-------- Dataset records --------
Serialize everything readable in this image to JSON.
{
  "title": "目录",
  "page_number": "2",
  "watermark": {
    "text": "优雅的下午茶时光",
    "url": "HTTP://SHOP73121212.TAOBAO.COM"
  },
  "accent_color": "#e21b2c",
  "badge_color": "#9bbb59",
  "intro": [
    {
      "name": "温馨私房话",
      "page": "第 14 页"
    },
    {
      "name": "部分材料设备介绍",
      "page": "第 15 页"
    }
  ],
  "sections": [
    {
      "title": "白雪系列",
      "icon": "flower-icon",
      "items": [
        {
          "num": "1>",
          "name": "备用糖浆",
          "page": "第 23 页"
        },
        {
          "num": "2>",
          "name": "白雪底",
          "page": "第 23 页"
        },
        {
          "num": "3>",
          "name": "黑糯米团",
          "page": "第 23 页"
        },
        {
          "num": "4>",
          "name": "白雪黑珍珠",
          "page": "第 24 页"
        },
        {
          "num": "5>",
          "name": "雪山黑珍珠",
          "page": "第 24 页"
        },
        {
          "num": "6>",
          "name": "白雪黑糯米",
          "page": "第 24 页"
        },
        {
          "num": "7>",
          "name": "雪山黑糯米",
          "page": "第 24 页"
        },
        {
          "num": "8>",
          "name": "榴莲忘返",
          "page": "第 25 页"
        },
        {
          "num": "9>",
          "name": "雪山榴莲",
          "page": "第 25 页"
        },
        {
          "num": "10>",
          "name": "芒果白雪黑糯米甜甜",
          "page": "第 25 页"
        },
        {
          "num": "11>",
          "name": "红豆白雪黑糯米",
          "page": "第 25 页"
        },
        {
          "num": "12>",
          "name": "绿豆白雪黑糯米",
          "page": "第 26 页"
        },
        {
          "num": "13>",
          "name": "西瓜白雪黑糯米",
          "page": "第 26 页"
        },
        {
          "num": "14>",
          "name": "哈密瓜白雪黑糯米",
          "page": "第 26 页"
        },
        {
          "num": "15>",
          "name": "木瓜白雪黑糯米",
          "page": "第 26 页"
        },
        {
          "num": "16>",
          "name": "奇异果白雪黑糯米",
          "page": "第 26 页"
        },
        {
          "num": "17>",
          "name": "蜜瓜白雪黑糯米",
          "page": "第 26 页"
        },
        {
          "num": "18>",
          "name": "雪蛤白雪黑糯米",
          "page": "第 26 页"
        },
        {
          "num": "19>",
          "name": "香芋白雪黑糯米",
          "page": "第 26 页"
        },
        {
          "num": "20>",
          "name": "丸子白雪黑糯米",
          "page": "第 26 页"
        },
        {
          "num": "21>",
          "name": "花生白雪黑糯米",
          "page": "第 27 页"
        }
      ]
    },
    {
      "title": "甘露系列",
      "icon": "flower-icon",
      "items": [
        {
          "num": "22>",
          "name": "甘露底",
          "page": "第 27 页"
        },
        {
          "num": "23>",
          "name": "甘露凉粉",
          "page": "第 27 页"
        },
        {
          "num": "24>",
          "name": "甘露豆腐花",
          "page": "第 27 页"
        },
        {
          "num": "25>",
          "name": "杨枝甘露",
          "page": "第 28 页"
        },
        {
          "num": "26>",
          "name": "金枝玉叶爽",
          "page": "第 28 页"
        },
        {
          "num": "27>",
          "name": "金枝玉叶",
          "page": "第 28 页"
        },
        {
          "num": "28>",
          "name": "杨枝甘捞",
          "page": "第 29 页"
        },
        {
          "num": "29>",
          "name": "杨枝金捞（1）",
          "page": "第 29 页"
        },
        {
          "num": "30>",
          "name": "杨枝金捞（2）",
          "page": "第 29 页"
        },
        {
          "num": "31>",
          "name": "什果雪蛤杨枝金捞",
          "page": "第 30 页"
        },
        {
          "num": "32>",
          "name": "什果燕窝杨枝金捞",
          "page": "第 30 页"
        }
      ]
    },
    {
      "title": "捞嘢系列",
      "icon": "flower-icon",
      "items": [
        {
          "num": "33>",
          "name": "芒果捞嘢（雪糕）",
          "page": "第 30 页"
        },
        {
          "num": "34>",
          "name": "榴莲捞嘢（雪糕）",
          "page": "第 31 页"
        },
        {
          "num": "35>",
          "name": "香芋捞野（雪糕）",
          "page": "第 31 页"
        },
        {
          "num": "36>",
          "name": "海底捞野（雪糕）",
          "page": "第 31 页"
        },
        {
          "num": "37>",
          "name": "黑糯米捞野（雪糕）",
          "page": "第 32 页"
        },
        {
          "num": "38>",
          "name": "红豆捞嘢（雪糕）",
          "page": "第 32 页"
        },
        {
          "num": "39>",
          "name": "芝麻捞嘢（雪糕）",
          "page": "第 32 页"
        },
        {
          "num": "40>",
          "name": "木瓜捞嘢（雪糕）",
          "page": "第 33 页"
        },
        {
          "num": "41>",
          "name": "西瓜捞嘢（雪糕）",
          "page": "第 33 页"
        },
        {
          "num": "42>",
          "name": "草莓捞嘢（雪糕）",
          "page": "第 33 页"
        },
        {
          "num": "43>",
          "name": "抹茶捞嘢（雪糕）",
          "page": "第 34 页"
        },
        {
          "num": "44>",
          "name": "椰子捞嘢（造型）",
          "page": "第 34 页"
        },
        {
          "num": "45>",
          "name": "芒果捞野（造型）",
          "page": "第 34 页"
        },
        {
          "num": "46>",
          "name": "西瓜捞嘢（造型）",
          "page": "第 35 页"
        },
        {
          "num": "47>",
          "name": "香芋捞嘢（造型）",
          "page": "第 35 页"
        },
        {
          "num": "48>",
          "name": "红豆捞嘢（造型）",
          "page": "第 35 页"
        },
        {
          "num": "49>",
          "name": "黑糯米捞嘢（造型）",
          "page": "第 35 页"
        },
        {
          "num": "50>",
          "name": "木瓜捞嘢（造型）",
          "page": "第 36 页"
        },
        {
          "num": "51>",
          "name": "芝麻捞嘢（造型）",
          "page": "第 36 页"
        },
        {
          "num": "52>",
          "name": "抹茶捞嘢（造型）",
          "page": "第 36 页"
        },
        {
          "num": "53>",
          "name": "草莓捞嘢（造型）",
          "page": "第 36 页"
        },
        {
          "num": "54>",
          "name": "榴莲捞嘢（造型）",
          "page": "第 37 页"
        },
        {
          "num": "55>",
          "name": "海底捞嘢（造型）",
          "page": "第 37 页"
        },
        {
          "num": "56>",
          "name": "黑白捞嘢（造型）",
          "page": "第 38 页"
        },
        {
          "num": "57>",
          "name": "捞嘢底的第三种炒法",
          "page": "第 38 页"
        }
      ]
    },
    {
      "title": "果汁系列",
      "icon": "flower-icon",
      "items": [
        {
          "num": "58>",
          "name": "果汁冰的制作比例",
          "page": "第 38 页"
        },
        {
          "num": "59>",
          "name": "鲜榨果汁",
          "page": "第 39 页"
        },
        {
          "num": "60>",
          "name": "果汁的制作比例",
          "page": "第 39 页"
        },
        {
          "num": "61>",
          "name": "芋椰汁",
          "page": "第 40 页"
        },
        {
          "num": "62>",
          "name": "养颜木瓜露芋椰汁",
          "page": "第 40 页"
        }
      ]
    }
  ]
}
--------
• _What you are asked to do_
Isolate the lines that hold the word "title" and copy all of them.

• _Response to this task_
  "title": "目录",
      "title": "白雪系列",
      "title": "甘露系列",
      "title": "捞嘢系列",
      "title": "果汁系列",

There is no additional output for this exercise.